### Figure content listings
★ ★ ★ ★

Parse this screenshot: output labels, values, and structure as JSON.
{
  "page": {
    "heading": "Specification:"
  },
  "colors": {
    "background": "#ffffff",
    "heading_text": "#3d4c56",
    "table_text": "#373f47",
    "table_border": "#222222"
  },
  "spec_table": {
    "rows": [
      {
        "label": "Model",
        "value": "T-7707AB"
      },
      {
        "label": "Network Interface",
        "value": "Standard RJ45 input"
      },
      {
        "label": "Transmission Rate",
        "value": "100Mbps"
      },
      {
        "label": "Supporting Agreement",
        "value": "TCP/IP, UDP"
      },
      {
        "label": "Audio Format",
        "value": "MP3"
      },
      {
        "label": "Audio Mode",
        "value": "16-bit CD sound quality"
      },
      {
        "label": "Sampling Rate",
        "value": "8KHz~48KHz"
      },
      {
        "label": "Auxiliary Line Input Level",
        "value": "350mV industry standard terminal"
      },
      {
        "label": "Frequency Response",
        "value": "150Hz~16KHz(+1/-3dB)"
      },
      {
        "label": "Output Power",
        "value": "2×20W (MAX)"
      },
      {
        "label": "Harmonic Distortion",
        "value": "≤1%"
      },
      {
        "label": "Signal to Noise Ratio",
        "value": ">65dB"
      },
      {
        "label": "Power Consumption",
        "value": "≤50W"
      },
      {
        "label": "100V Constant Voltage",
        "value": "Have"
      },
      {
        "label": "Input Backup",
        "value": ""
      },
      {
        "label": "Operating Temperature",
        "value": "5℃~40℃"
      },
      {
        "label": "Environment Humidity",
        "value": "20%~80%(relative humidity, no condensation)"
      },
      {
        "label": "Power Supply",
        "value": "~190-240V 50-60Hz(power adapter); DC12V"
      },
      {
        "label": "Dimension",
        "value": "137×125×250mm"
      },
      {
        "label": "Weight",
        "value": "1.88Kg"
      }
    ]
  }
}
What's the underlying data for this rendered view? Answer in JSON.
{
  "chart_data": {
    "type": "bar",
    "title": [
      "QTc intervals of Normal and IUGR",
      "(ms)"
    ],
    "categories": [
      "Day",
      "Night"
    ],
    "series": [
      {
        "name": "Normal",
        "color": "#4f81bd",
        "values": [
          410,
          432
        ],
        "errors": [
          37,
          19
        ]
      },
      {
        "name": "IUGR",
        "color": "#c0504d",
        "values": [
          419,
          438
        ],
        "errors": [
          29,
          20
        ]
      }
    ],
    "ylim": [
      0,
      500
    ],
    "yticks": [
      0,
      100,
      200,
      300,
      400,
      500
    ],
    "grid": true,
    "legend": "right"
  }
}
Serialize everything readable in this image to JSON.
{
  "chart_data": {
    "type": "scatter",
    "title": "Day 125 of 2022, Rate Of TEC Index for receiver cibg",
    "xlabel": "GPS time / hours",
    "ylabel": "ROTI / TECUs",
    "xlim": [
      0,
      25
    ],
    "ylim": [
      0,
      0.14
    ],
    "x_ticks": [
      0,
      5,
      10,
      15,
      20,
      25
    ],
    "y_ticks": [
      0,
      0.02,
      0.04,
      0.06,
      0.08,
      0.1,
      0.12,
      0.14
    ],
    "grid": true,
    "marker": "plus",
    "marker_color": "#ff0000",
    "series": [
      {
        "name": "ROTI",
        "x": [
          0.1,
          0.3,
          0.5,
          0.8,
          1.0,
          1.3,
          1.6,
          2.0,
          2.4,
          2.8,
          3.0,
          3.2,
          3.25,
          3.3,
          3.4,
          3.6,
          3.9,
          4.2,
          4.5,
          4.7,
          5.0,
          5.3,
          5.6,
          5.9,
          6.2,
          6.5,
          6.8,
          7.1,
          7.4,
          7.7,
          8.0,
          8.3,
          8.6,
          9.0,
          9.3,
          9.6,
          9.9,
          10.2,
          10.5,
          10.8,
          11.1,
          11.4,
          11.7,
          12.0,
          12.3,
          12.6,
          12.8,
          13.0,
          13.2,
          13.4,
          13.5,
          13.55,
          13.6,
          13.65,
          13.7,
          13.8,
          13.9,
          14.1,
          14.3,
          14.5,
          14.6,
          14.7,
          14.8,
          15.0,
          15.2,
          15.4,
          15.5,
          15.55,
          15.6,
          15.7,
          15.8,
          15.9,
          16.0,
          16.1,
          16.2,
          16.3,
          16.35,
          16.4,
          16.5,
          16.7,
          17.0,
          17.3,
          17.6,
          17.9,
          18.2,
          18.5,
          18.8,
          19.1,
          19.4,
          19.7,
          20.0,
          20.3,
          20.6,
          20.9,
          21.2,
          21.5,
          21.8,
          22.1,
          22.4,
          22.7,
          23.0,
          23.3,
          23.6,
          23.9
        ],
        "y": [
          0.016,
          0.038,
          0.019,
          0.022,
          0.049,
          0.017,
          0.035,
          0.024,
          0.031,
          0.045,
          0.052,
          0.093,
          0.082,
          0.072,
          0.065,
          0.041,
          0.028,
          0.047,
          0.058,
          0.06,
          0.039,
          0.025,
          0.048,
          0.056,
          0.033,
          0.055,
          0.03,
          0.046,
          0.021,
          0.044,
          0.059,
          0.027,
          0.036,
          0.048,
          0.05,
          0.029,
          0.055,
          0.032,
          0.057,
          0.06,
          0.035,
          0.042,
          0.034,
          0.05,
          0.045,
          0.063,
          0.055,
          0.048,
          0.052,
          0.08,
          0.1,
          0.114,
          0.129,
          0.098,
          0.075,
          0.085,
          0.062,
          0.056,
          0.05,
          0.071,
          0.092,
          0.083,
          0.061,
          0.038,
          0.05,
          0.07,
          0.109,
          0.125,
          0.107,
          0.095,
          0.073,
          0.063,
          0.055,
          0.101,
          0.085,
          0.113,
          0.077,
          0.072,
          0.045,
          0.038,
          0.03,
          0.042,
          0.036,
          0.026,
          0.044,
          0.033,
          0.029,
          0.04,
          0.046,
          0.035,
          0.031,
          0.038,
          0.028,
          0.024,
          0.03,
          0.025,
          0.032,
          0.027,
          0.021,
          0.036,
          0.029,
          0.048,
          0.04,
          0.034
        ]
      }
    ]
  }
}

★ ★ ★ ★

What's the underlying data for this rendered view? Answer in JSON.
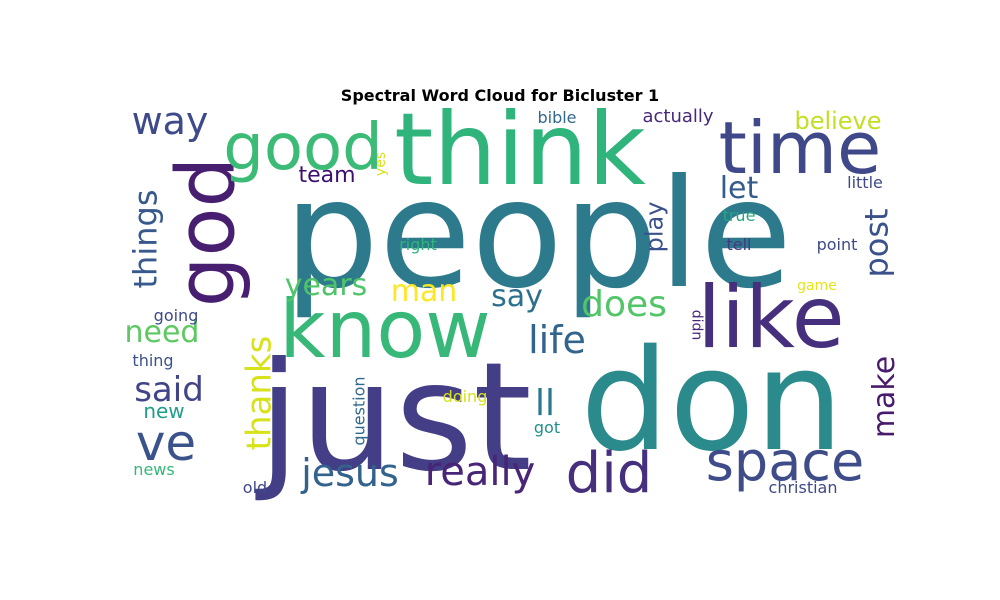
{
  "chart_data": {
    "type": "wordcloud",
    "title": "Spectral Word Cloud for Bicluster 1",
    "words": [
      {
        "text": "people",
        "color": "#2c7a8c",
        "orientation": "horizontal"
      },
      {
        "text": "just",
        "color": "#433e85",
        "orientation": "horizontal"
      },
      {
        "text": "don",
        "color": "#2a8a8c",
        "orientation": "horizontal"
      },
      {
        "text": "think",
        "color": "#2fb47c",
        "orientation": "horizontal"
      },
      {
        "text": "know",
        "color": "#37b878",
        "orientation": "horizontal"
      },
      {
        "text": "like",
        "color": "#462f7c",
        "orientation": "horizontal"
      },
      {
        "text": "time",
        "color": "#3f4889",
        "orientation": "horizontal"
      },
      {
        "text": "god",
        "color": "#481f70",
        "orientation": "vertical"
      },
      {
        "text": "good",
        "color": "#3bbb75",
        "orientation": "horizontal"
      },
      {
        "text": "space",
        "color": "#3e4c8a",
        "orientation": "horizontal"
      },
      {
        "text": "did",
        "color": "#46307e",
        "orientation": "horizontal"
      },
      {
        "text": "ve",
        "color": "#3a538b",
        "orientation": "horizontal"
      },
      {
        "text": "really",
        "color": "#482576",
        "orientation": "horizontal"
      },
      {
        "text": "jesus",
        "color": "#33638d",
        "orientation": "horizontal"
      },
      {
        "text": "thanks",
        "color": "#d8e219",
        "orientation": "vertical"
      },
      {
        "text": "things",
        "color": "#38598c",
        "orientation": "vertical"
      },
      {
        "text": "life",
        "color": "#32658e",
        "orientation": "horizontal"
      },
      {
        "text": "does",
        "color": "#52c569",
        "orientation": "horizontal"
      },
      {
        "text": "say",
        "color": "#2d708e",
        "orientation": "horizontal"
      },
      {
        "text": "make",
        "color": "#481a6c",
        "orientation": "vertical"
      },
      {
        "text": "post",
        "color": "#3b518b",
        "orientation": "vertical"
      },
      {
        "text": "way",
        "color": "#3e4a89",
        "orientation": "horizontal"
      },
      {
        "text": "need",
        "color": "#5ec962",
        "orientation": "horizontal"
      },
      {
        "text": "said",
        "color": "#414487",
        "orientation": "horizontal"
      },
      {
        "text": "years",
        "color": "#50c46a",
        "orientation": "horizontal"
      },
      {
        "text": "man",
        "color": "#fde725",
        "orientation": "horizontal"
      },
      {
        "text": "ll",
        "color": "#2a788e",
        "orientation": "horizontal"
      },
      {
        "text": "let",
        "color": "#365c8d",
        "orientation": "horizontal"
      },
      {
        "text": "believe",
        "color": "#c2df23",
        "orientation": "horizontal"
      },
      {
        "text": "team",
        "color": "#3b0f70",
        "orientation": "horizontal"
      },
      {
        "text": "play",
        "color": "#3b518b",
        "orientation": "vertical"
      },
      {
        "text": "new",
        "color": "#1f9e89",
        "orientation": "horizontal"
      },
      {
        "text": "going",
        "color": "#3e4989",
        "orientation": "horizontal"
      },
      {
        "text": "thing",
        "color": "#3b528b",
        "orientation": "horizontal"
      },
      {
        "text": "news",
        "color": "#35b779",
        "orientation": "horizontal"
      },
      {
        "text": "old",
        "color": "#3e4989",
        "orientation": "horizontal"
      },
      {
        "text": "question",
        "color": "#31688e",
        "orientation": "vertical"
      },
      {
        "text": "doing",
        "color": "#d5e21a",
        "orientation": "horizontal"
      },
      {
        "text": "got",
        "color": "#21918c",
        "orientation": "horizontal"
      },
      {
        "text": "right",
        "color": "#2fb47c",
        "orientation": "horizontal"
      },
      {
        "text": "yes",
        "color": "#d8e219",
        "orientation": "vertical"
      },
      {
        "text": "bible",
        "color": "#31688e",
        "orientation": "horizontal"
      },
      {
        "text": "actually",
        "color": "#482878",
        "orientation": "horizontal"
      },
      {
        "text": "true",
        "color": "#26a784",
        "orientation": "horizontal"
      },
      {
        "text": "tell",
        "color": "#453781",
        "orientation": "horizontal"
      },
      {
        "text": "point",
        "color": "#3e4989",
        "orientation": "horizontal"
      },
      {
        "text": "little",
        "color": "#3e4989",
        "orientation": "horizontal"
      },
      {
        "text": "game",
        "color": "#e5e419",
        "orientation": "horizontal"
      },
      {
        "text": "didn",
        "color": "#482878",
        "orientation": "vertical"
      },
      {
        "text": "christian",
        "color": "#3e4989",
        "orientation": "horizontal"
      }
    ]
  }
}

★ ★ ★ ★

### Given task
Sift through the entries and copy every line with "this".

### Response below
Parse this screenshot: output labels, values, and structure as JSON.
What's the underlying data for this rendered view? Answer in JSON.
Serialize everything readable in this image to JSON.
What's the underlying data for this rendered view? Answer in JSON.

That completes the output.